* **JOB**
Only the pictures are omitted; repeat all other data exactly.

-- begin RECORD LIST --

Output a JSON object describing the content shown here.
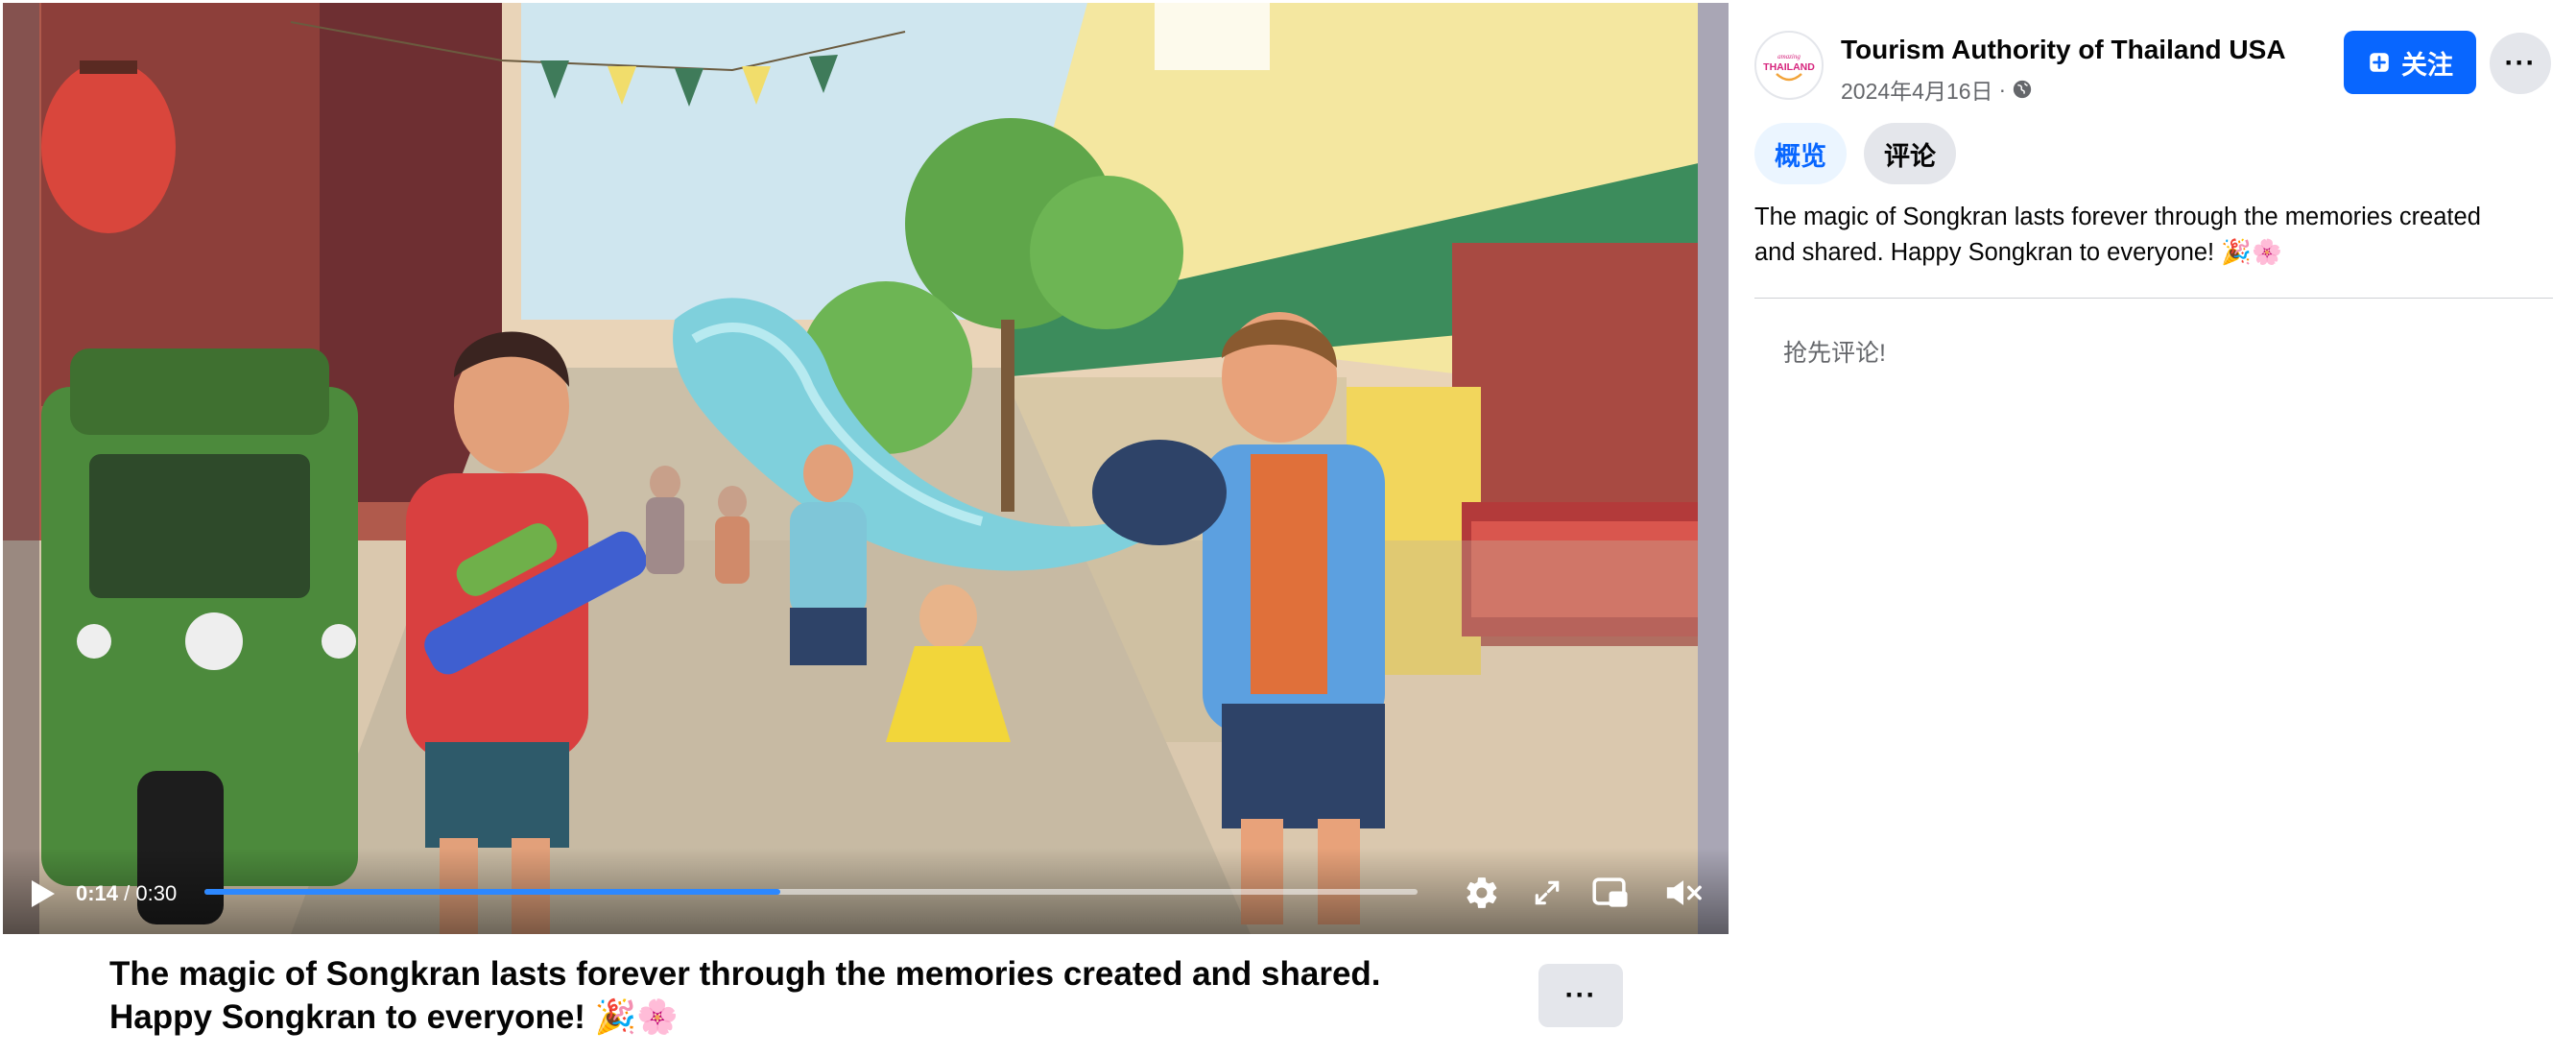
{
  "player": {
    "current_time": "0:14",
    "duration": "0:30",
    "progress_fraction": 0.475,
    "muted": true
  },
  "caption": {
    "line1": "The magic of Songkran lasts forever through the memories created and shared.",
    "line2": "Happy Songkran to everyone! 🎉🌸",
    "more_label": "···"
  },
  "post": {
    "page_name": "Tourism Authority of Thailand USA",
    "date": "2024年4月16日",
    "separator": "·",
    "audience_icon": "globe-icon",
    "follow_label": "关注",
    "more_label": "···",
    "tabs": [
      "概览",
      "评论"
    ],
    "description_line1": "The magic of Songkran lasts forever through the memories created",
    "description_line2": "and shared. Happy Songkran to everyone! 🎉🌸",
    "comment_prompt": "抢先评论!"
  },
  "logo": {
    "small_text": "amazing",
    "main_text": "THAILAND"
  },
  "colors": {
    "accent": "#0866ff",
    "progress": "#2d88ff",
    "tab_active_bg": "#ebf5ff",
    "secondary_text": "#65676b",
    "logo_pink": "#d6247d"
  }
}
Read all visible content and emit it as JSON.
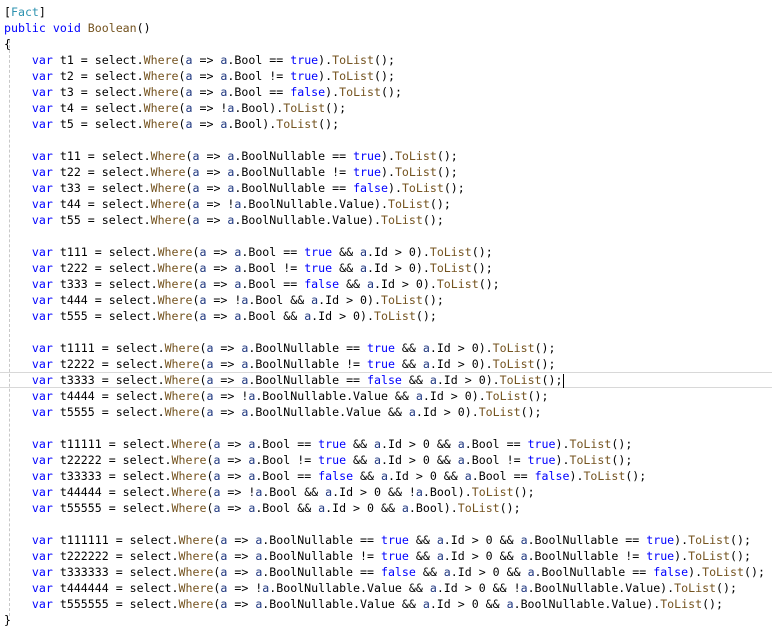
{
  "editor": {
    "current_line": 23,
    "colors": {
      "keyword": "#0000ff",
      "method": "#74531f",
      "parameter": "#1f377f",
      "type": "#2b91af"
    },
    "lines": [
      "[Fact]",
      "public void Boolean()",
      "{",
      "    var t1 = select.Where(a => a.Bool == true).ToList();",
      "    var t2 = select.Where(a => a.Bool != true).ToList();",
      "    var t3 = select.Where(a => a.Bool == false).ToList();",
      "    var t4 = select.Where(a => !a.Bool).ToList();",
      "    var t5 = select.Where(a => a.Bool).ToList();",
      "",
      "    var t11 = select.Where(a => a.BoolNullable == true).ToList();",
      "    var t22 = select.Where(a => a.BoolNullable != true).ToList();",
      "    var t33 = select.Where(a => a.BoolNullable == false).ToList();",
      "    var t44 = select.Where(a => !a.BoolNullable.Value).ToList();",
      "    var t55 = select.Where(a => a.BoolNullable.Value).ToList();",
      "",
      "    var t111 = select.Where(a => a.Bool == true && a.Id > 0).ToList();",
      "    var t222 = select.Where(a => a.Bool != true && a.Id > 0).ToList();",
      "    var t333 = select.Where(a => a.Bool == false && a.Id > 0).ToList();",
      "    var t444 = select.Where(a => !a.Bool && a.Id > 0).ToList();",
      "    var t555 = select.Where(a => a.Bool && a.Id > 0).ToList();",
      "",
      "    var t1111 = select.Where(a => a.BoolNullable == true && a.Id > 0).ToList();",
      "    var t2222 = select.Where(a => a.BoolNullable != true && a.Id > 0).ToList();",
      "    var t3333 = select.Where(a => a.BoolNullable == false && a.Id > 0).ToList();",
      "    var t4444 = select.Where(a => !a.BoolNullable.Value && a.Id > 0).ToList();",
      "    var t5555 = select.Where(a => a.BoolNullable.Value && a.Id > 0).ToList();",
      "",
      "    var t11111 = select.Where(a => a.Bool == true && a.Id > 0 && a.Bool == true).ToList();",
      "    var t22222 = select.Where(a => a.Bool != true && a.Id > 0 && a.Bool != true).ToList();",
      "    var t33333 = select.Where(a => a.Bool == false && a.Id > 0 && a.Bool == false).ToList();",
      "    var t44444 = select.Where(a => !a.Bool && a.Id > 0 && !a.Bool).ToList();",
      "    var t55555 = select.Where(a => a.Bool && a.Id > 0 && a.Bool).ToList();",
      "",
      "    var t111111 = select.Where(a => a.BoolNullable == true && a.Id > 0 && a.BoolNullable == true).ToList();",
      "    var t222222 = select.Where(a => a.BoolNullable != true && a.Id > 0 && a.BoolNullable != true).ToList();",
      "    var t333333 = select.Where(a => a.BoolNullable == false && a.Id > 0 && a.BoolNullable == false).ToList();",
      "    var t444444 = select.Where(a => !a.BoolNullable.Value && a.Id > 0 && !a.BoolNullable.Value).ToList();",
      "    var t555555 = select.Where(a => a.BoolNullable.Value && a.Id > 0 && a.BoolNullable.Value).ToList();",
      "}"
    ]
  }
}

-- end RECORD LIST --

* **FINISHED EXERCISE**
Output a JSON object describing the content shown here.
{
  "player": {
    "current_time": "0:14",
    "duration": "0:30",
    "progress_fraction": 0.475,
    "muted": true
  },
  "caption": {
    "line1": "The magic of Songkran lasts forever through the memories created and shared.",
    "line2": "Happy Songkran to everyone! 🎉🌸",
    "more_label": "···"
  },
  "post": {
    "page_name": "Tourism Authority of Thailand USA",
    "date": "2024年4月16日",
    "separator": "·",
    "audience_icon": "globe-icon",
    "follow_label": "关注",
    "more_label": "···",
    "tabs": [
      "概览",
      "评论"
    ],
    "description_line1": "The magic of Songkran lasts forever through the memories created",
    "description_line2": "and shared. Happy Songkran to everyone! 🎉🌸",
    "comment_prompt": "抢先评论!"
  },
  "logo": {
    "small_text": "amazing",
    "main_text": "THAILAND"
  },
  "colors": {
    "accent": "#0866ff",
    "progress": "#2d88ff",
    "tab_active_bg": "#ebf5ff",
    "secondary_text": "#65676b",
    "logo_pink": "#d6247d"
  }
}
Read all visible content and emit it as JSON.
{
  "editor": {
    "current_line": 23,
    "colors": {
      "keyword": "#0000ff",
      "method": "#74531f",
      "parameter": "#1f377f",
      "type": "#2b91af"
    },
    "lines": [
      "[Fact]",
      "public void Boolean()",
      "{",
      "    var t1 = select.Where(a => a.Bool == true).ToList();",
      "    var t2 = select.Where(a => a.Bool != true).ToList();",
      "    var t3 = select.Where(a => a.Bool == false).ToList();",
      "    var t4 = select.Where(a => !a.Bool).ToList();",
      "    var t5 = select.Where(a => a.Bool).ToList();",
      "",
      "    var t11 = select.Where(a => a.BoolNullable == true).ToList();",
      "    var t22 = select.Where(a => a.BoolNullable != true).ToList();",
      "    var t33 = select.Where(a => a.BoolNullable == false).ToList();",
      "    var t44 = select.Where(a => !a.BoolNullable.Value).ToList();",
      "    var t55 = select.Where(a => a.BoolNullable.Value).ToList();",
      "",
      "    var t111 = select.Where(a => a.Bool == true && a.Id > 0).ToList();",
      "    var t222 = select.Where(a => a.Bool != true && a.Id > 0).ToList();",
      "    var t333 = select.Where(a => a.Bool == false && a.Id > 0).ToList();",
      "    var t444 = select.Where(a => !a.Bool && a.Id > 0).ToList();",
      "    var t555 = select.Where(a => a.Bool && a.Id > 0).ToList();",
      "",
      "    var t1111 = select.Where(a => a.BoolNullable == true && a.Id > 0).ToList();",
      "    var t2222 = select.Where(a => a.BoolNullable != true && a.Id > 0).ToList();",
      "    var t3333 = select.Where(a => a.BoolNullable == false && a.Id > 0).ToList();",
      "    var t4444 = select.Where(a => !a.BoolNullable.Value && a.Id > 0).ToList();",
      "    var t5555 = select.Where(a => a.BoolNullable.Value && a.Id > 0).ToList();",
      "",
      "    var t11111 = select.Where(a => a.Bool == true && a.Id > 0 && a.Bool == true).ToList();",
      "    var t22222 = select.Where(a => a.Bool != true && a.Id > 0 && a.Bool != true).ToList();",
      "    var t33333 = select.Where(a => a.Bool == false && a.Id > 0 && a.Bool == false).ToList();",
      "    var t44444 = select.Where(a => !a.Bool && a.Id > 0 && !a.Bool).ToList();",
      "    var t55555 = select.Where(a => a.Bool && a.Id > 0 && a.Bool).ToList();",
      "",
      "    var t111111 = select.Where(a => a.BoolNullable == true && a.Id > 0 && a.BoolNullable == true).ToList();",
      "    var t222222 = select.Where(a => a.BoolNullable != true && a.Id > 0 && a.BoolNullable != true).ToList();",
      "    var t333333 = select.Where(a => a.BoolNullable == false && a.Id > 0 && a.BoolNullable == false).ToList();",
      "    var t444444 = select.Where(a => !a.BoolNullable.Value && a.Id > 0 && !a.BoolNullable.Value).ToList();",
      "    var t555555 = select.Where(a => a.BoolNullable.Value && a.Id > 0 && a.BoolNullable.Value).ToList();",
      "}"
    ]
  }
}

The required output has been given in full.